Goal of the exercise
Report, as a bare number, how many lines hold "Details".

Records provided
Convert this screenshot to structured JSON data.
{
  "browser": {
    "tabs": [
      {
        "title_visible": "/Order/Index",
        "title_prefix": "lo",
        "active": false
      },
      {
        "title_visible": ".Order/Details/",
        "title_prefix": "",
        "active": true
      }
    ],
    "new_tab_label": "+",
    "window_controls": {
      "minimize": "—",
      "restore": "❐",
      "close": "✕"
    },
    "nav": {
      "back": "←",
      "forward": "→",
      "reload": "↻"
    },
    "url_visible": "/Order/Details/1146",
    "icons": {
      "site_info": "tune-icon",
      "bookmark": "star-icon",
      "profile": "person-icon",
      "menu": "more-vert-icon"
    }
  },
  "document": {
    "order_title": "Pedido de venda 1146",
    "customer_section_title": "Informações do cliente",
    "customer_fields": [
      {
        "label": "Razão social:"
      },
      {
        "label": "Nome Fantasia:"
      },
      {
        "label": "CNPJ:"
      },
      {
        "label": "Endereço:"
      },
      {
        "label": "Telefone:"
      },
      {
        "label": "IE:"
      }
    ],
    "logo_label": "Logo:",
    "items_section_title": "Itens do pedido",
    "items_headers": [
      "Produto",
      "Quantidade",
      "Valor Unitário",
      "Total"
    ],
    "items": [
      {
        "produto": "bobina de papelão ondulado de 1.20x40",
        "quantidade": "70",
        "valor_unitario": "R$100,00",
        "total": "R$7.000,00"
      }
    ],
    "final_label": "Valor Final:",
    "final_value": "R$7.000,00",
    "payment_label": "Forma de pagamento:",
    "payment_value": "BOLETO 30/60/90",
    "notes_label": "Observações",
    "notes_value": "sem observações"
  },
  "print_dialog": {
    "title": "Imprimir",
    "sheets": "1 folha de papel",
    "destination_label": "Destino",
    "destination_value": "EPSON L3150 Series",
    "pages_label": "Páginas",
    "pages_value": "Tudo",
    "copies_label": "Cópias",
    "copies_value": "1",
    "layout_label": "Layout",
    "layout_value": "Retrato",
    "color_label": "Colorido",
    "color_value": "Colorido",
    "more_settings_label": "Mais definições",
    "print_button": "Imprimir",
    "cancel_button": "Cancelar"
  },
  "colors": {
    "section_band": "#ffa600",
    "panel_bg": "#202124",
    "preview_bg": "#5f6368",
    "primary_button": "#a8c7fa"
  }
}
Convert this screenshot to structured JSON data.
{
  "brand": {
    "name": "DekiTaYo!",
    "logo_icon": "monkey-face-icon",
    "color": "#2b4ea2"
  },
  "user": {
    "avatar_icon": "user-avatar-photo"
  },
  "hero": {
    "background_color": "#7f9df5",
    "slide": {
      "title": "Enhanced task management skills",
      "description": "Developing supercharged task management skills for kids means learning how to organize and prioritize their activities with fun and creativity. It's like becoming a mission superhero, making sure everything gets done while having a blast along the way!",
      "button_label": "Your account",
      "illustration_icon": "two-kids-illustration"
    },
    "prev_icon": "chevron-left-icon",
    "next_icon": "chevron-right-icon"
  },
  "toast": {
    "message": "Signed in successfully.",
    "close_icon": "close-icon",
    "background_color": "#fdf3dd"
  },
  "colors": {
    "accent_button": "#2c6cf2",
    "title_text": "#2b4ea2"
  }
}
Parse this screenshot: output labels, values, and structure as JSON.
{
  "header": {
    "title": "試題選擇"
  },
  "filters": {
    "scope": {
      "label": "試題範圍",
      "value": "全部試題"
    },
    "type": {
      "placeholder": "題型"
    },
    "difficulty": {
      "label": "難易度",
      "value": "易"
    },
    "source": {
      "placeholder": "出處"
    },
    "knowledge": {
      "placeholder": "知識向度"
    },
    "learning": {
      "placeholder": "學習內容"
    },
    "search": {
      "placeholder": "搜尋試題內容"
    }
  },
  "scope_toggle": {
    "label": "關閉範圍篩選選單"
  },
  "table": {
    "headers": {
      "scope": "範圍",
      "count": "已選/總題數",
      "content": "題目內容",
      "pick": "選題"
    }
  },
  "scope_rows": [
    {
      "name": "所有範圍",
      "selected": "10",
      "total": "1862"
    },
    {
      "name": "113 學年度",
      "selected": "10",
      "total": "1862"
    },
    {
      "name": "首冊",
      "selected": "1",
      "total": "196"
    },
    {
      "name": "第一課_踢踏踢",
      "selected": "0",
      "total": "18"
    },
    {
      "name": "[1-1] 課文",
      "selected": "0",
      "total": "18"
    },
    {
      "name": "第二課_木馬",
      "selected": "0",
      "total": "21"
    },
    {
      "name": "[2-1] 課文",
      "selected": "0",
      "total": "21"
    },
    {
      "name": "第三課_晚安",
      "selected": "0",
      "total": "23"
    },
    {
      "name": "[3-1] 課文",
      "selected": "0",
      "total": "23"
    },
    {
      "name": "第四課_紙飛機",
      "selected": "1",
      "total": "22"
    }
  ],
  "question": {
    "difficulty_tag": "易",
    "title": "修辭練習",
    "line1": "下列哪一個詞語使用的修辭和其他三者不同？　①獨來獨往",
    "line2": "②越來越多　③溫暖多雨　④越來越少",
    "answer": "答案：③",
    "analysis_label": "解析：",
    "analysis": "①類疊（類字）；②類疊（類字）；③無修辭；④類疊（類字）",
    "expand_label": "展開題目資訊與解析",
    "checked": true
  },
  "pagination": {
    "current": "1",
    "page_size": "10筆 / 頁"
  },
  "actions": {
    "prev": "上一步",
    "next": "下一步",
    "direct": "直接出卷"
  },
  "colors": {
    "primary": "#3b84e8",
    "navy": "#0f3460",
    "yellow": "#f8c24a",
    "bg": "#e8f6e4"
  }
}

Task solution
2